* Given exercise a *
How many lines in the records contain the string "unleaded"? Reply with the number alone.
***** Text extract
Count Primes: The Sieve of Eratosthenes

Given an integer n, return the number of prime numbers that are strictly less than n. A prime is a number greater than 1 that has no divisors other than 1 and itself. Sounds simple enough, but the naive approach is painfully slow for large inputs, and the elegant solution dates back over two thousand years.

This is LeetCode 204: Count Primes, and it is one of the best problems for learning the Sieve of Eratosthenes, an ancient algorithm that remains one of the most efficient ways to find all primes up to a given limit.

Why this problem matters

Count Primes is a gateway to number theory in coding interviews. The sieve pattern teaches you something that brute force checking does not: instead of testing each number individually, you can eliminate entire families of composites in bulk. That shift from "check one at a time" to "mark many at once" is a thinking pattern that shows up in other problems too.

Prime numbers appear constantly in computer science. Hash table sizing, cryptographic key generation, randomized algorithms, and number-theoretic transforms all rely on properties of primes. Understanding how to efficiently enumerate primes gives you a foundation that extends well beyond this single LeetCode problem.

The sieve also introduces you to the idea of precomputation. Rather than answering "is this number prime?" over and over, you build a lookup table once and then read off results in O(1). That trade-off between upfront work and fast queries is a recurring theme in algorithm design.

Thinking it through

The core question is: how do you count all primes below n?

The most direct approach is to check each number from 2 to n - 1 individually. For each candidate, test whether any smaller number divides it evenly. If nothing divides it, it is prime. This works, but it is slow.

The sieve flips the logic. Instead of testing each number, you start with the assumption that every number is prime, and then systematically cross out the ones that are not. You begin with 2, the smallest prime, and cross out all its multiples (4, 6, 8, ...). Then move to 3 and cross out its multiples (9, 15, 21, ...). Then 5, and so on. Every number that survives the crossing-out process is prime.

The key optimization: you only need to sieve up to the square root of n. If a number has a factor larger than its square root, it must also have a factor smaller than its square root, and that smaller factor would have already crossed it out.

The brute force approach

For each number from 2 to n - 1, check if it is prime by testing all potential divisors up to its square root.
**********
***** Data records
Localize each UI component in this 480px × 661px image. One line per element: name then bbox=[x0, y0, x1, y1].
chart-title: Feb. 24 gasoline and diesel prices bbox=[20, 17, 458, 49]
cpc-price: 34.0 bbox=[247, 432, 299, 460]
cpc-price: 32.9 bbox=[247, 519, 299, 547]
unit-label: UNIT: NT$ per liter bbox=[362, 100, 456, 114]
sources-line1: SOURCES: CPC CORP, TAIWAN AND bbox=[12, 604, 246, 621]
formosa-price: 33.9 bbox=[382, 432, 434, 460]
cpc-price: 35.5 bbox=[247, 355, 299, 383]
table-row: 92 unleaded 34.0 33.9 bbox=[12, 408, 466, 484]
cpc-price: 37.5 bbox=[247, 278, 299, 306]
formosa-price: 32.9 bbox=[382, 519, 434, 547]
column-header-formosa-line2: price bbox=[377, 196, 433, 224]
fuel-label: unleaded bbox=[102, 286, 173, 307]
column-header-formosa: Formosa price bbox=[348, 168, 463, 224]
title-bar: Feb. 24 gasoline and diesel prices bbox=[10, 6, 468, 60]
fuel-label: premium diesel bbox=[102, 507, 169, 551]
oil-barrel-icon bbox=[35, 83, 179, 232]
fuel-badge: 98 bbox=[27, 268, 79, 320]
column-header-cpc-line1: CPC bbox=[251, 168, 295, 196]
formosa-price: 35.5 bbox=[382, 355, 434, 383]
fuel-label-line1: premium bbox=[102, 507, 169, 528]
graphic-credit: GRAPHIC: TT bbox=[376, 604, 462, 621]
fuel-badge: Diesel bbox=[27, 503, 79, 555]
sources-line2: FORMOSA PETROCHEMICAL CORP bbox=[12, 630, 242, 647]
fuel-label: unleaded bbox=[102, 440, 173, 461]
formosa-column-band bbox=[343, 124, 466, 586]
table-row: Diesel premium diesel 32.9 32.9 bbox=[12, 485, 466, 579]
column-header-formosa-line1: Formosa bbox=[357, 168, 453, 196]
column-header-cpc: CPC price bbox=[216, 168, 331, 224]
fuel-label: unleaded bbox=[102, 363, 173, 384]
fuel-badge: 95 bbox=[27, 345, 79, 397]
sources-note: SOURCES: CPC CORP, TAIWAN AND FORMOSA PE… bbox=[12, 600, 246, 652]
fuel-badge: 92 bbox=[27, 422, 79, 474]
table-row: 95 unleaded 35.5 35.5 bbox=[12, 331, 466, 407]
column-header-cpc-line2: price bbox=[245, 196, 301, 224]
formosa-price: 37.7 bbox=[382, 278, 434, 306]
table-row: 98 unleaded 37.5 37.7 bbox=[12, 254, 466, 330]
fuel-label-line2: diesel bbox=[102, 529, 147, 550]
**********
* Given exercise b *
In the Count Primes text above, answer these questions:
(i) What LeetCode problem number does the text give for Count Primes?
(ii) Once the lookup table is built, in what time can results be read off?
(iii) What is the upper limit of the sieving, according to the key optimization?

* Solution a *
6

* Solution b *
(i) 204
(ii) O(1)
(iii) The square root of n